* **Your task**: Check each line for the word "text" and report how many have it. Give nothing else.

══ Supplied records ══

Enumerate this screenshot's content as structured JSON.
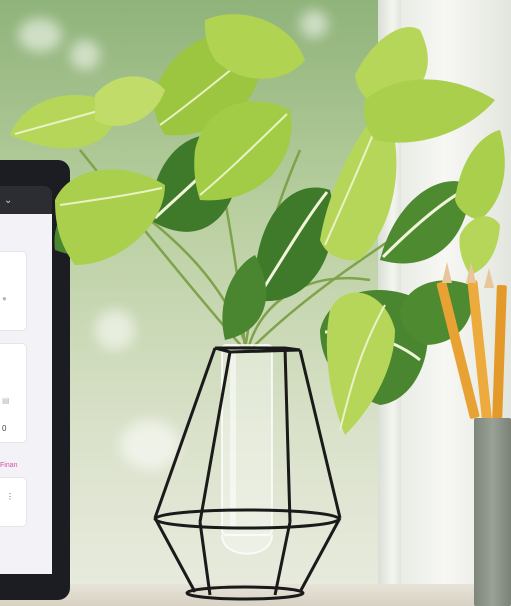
{
  "scene": {
    "laptop": {
      "chevron_icon": "chevron-down",
      "card_value_1": "0",
      "pink_label": "Finan",
      "ellipsis": "⋮"
    },
    "colors": {
      "leaf_light": "#b6d65a",
      "leaf_mid": "#8fbf3a",
      "leaf_dark": "#3f7a2b",
      "vein": "#f1f5d7",
      "frame_black": "#1a1a1a",
      "pencil": "#e7a233",
      "cup": "#8a9187",
      "accent_pink": "#d94fa0"
    }
  }
}
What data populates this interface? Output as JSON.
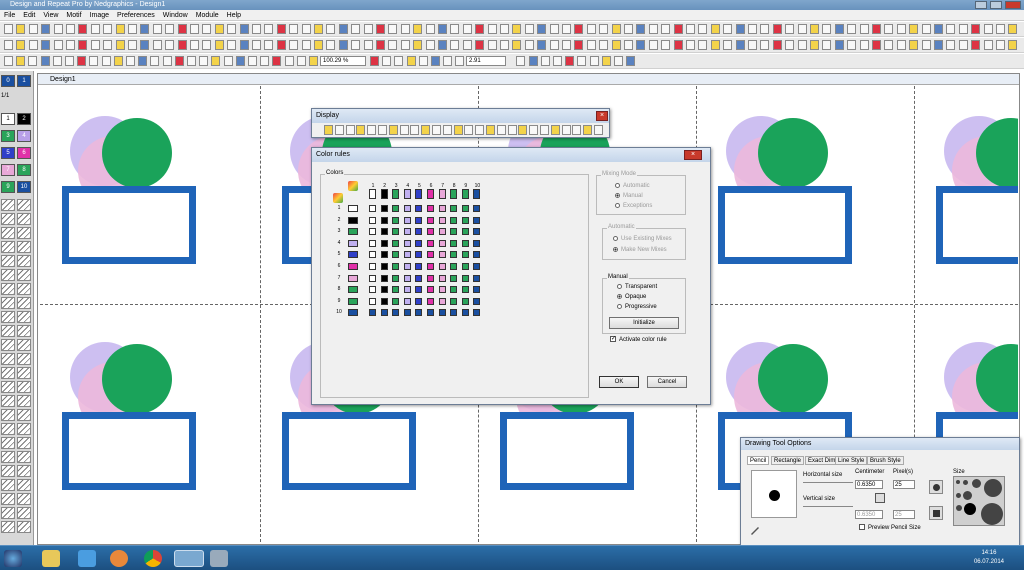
{
  "app": {
    "title": "Design and Repeat Pro by Nedgraphics - Design1"
  },
  "menu": [
    "File",
    "Edit",
    "View",
    "Motif",
    "Image",
    "Preferences",
    "Window",
    "Module",
    "Help"
  ],
  "toolbar": {
    "zoom": "100.29 %",
    "value": "2.91"
  },
  "palette": {
    "page_label": "1/1",
    "chips": [
      {
        "num": "0",
        "color": "#1a4fa0"
      },
      {
        "num": "1",
        "color": "#1a4fa0"
      },
      {
        "num": "1",
        "color": "#ffffff"
      },
      {
        "num": "2",
        "color": "#000000"
      },
      {
        "num": "3",
        "color": "#2aa45a"
      },
      {
        "num": "4",
        "color": "#b8a0e8"
      },
      {
        "num": "5",
        "color": "#3040c8"
      },
      {
        "num": "6",
        "color": "#e030a8"
      },
      {
        "num": "7",
        "color": "#e8a8d8"
      },
      {
        "num": "8",
        "color": "#2aa45a"
      },
      {
        "num": "9",
        "color": "#2aa45a"
      },
      {
        "num": "10",
        "color": "#1a4fa0"
      }
    ]
  },
  "document": {
    "title": "Design1"
  },
  "motif_colors": {
    "lilac": "#c8b8f0",
    "pink": "#ecb8dc",
    "green": "#1aa35a",
    "blue": "#1f64b8"
  },
  "display_window": {
    "title": "Display"
  },
  "color_rules": {
    "title": "Color rules",
    "colors_label": "Colors",
    "col_numbers": [
      "1",
      "2",
      "3",
      "4",
      "5",
      "6",
      "7",
      "8",
      "9",
      "10"
    ],
    "row_numbers": [
      "1",
      "2",
      "3",
      "4",
      "5",
      "6",
      "7",
      "8",
      "9",
      "10"
    ],
    "palette": [
      "#ffffff",
      "#000000",
      "#2aa45a",
      "#c0b0f0",
      "#3040c8",
      "#e030a8",
      "#e8a8d8",
      "#2aa45a",
      "#2aa45a",
      "#1a4fa0"
    ],
    "mixing_mode": {
      "label": "Mixing Mode",
      "options": [
        "Automatic",
        "Manual",
        "Exceptions"
      ],
      "selected": "Manual"
    },
    "automatic": {
      "label": "Automatic",
      "options": [
        "Use Existing Mixes",
        "Make New Mixes"
      ]
    },
    "manual": {
      "label": "Manual",
      "options": [
        "Transparent",
        "Opaque",
        "Progressive"
      ],
      "selected": "Opaque",
      "initialize_label": "Initialize"
    },
    "activate_label": "Activate color rule",
    "ok_label": "OK",
    "cancel_label": "Cancel"
  },
  "drawing_tool_options": {
    "title": "Drawing Tool Options",
    "tabs": [
      "Pencil",
      "Rectangle",
      "Exact Dim",
      "Line Style",
      "Brush Style"
    ],
    "horizontal_label": "Horizontal size",
    "vertical_label": "Vertical size",
    "centimeter_label": "Centimeter",
    "pixels_label": "Pixel(s)",
    "size_label": "Size",
    "h_cm": "0.6350",
    "h_px": "25",
    "v_cm": "0.6350",
    "v_px": "25",
    "preview_label": "Preview Pencil Size"
  },
  "taskbar": {
    "time": "14:16",
    "date": "06.07.2014"
  }
}
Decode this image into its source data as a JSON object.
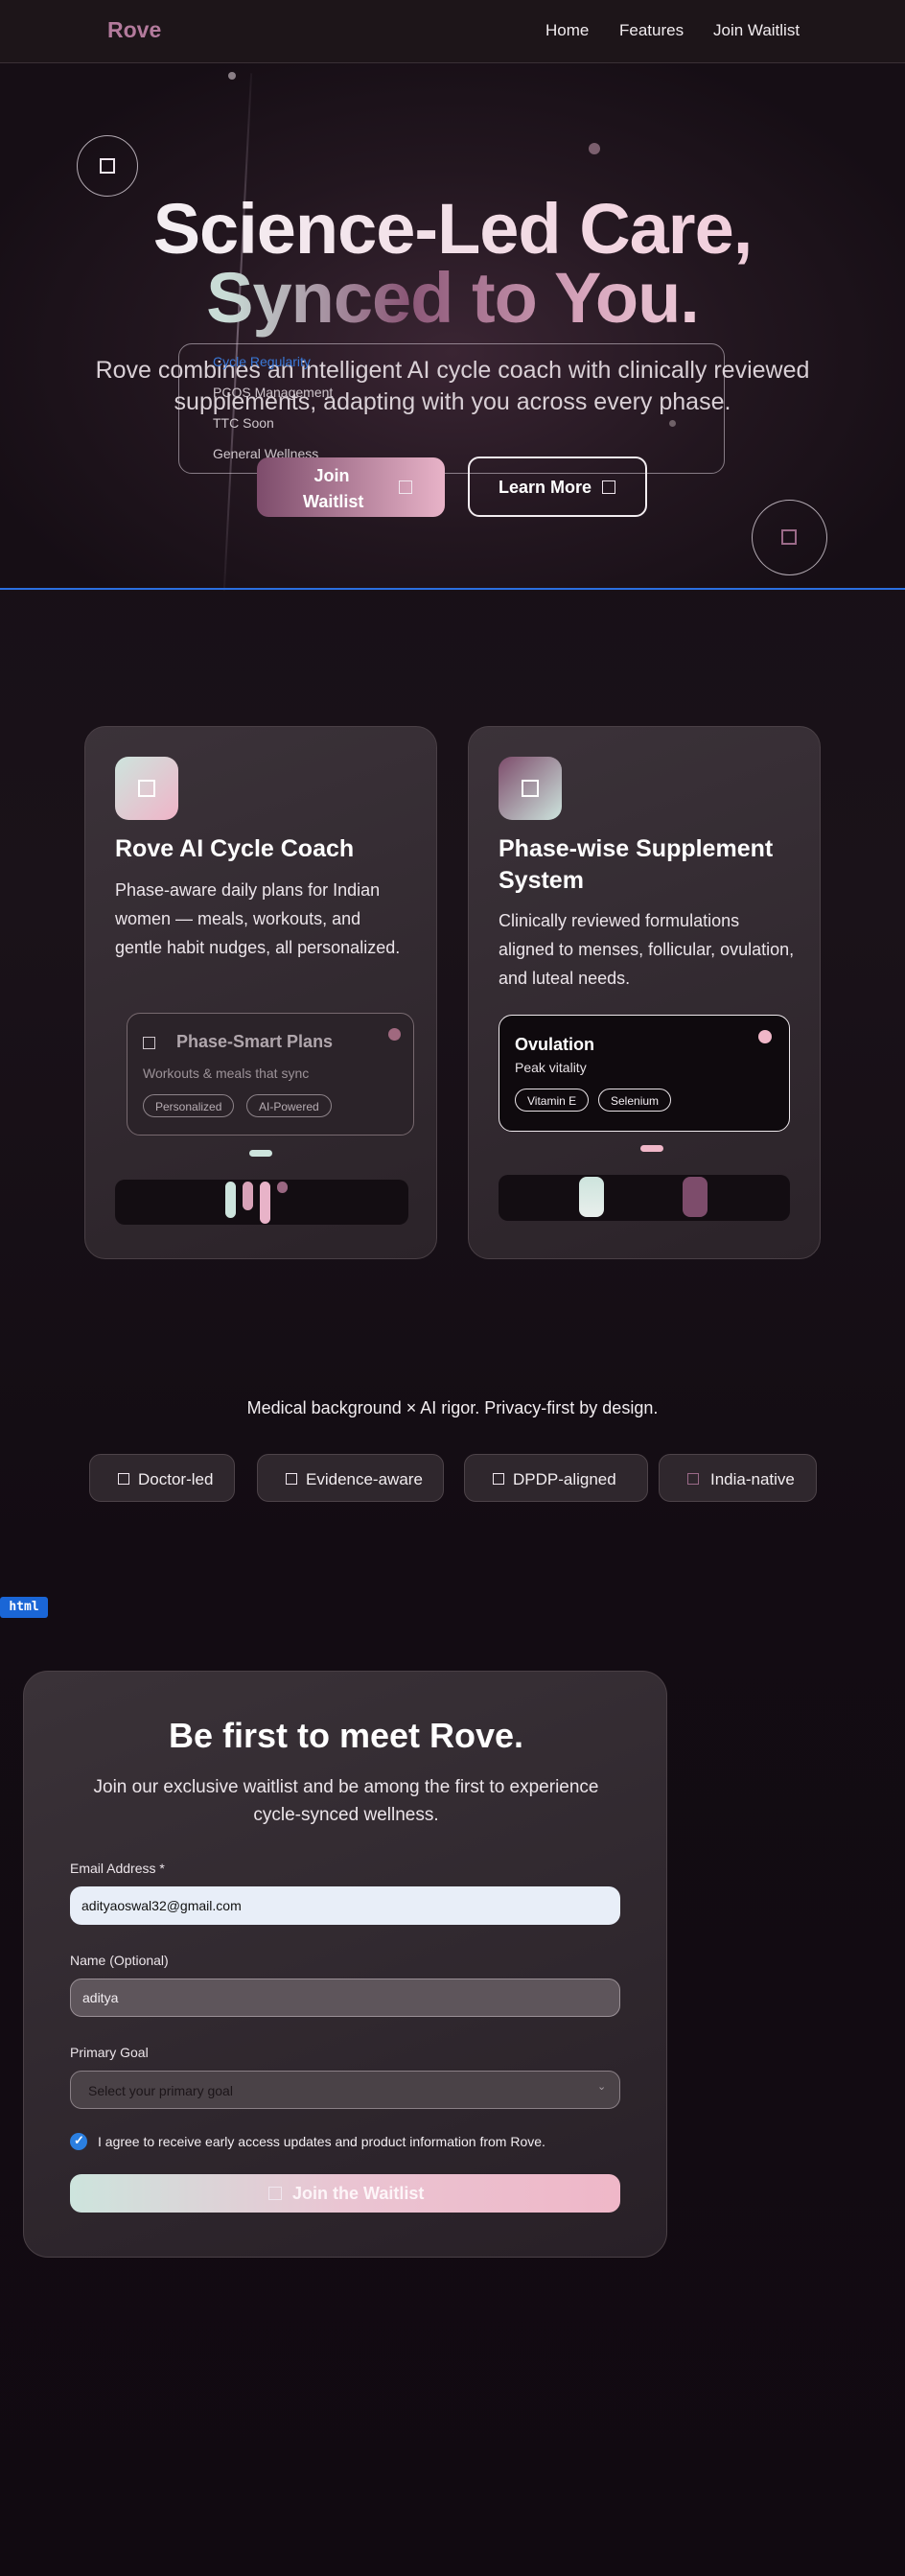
{
  "nav": {
    "logo": "Rove",
    "links": [
      "Home",
      "Features",
      "Join Waitlist"
    ]
  },
  "hero": {
    "title_line1": "Science-Led Care,",
    "title_line2": "Synced to You.",
    "subtitle": "Rove combines an intelligent AI cycle coach with clinically reviewed supplements, adapting with you across every phase.",
    "goal_options": [
      "Cycle Regularity",
      "PCOS Management",
      "TTC Soon",
      "General Wellness"
    ],
    "join_label": "Join Waitlist",
    "learn_label": "Learn More"
  },
  "features": [
    {
      "title": "Rove AI Cycle Coach",
      "text": "Phase-aware daily plans for Indian women — meals, workouts, and gentle habit nudges, all personalized.",
      "mini_title": "Phase-Smart Plans",
      "mini_sub": "Workouts & meals that sync",
      "mini_pills": [
        "Personalized",
        "AI-Powered"
      ]
    },
    {
      "title": "Phase-wise Supplement System",
      "text": "Clinically reviewed formulations aligned to menses, follicular, ovulation, and luteal needs.",
      "mini_title": "Ovulation",
      "mini_sub": "Peak vitality",
      "mini_pills": [
        "Vitamin E",
        "Selenium"
      ]
    }
  ],
  "trust": {
    "line": "Medical background × AI rigor. Privacy-first by design.",
    "badges": [
      "Doctor-led",
      "Evidence-aware",
      "DPDP-aligned",
      "India-native"
    ]
  },
  "debug_tag": "html",
  "form": {
    "title": "Be first to meet Rove.",
    "subtitle": "Join our exclusive waitlist and be among the first to experience cycle-synced wellness.",
    "email_label": "Email Address *",
    "email_value": "adityaoswal32@gmail.com",
    "name_label": "Name (Optional)",
    "name_value": "aditya",
    "goal_label": "Primary Goal",
    "goal_placeholder": "Select your primary goal",
    "consent": "I agree to receive early access updates and product information from Rove.",
    "submit": "Join the Waitlist"
  },
  "colors": {
    "accent_blue": "#2b6fe0",
    "brand_pink": "#e8b3c8",
    "brand_plum": "#7d4c6b",
    "mint": "#cde4dd"
  }
}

═══

* **Output for this exercise**: 2